* [DATASET EXTRACT]:

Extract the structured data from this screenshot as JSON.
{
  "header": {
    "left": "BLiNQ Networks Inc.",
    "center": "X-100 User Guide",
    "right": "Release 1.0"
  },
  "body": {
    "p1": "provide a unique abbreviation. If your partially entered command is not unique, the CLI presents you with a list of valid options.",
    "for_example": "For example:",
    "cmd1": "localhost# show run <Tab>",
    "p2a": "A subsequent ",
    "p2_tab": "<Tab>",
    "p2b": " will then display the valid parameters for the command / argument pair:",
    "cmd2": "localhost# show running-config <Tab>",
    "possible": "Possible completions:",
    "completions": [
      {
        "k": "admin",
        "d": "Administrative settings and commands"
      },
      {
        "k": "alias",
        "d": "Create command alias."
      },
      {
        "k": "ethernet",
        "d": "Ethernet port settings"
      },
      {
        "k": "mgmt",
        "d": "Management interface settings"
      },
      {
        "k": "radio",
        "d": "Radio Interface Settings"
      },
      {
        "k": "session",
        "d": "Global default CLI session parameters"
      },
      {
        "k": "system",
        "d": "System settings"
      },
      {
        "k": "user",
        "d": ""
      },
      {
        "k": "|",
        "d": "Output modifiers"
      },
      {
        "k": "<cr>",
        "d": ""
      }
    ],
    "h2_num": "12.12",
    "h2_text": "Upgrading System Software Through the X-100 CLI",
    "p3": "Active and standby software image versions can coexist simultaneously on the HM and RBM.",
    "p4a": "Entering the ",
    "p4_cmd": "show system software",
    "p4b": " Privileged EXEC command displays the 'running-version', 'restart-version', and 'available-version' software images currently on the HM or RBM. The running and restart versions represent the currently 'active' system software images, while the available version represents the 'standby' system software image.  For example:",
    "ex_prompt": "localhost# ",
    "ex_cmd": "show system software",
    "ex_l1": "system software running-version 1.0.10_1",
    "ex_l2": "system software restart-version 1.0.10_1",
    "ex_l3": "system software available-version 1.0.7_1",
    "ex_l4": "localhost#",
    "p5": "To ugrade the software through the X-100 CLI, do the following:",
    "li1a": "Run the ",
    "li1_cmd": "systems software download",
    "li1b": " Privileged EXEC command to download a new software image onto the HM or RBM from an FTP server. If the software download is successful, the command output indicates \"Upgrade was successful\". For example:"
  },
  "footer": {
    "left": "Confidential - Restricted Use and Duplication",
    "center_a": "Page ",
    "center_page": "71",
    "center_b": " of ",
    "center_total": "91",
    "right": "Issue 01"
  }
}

* [REQUIRED WORK]: Write out the data exactly as it stands.

* [FINISHED ANSWER]:
Extract the structured data from this screenshot as JSON.
{
  "header": {
    "left": "BLiNQ Networks Inc.",
    "center": "X-100 User Guide",
    "right": "Release 1.0"
  },
  "body": {
    "p1": "provide a unique abbreviation. If your partially entered command is not unique, the CLI presents you with a list of valid options.",
    "for_example": "For example:",
    "cmd1": "localhost# show run <Tab>",
    "p2a": "A subsequent ",
    "p2_tab": "<Tab>",
    "p2b": " will then display the valid parameters for the command / argument pair:",
    "cmd2": "localhost# show running-config <Tab>",
    "possible": "Possible completions:",
    "completions": [
      {
        "k": "admin",
        "d": "Administrative settings and commands"
      },
      {
        "k": "alias",
        "d": "Create command alias."
      },
      {
        "k": "ethernet",
        "d": "Ethernet port settings"
      },
      {
        "k": "mgmt",
        "d": "Management interface settings"
      },
      {
        "k": "radio",
        "d": "Radio Interface Settings"
      },
      {
        "k": "session",
        "d": "Global default CLI session parameters"
      },
      {
        "k": "system",
        "d": "System settings"
      },
      {
        "k": "user",
        "d": ""
      },
      {
        "k": "|",
        "d": "Output modifiers"
      },
      {
        "k": "<cr>",
        "d": ""
      }
    ],
    "h2_num": "12.12",
    "h2_text": "Upgrading System Software Through the X-100 CLI",
    "p3": "Active and standby software image versions can coexist simultaneously on the HM and RBM.",
    "p4a": "Entering the ",
    "p4_cmd": "show system software",
    "p4b": " Privileged EXEC command displays the 'running-version', 'restart-version', and 'available-version' software images currently on the HM or RBM. The running and restart versions represent the currently 'active' system software images, while the available version represents the 'standby' system software image.  For example:",
    "ex_prompt": "localhost# ",
    "ex_cmd": "show system software",
    "ex_l1": "system software running-version 1.0.10_1",
    "ex_l2": "system software restart-version 1.0.10_1",
    "ex_l3": "system software available-version 1.0.7_1",
    "ex_l4": "localhost#",
    "p5": "To ugrade the software through the X-100 CLI, do the following:",
    "li1a": "Run the ",
    "li1_cmd": "systems software download",
    "li1b": " Privileged EXEC command to download a new software image onto the HM or RBM from an FTP server. If the software download is successful, the command output indicates \"Upgrade was successful\". For example:"
  },
  "footer": {
    "left": "Confidential - Restricted Use and Duplication",
    "center_a": "Page ",
    "center_page": "71",
    "center_b": " of ",
    "center_total": "91",
    "right": "Issue 01"
  }
}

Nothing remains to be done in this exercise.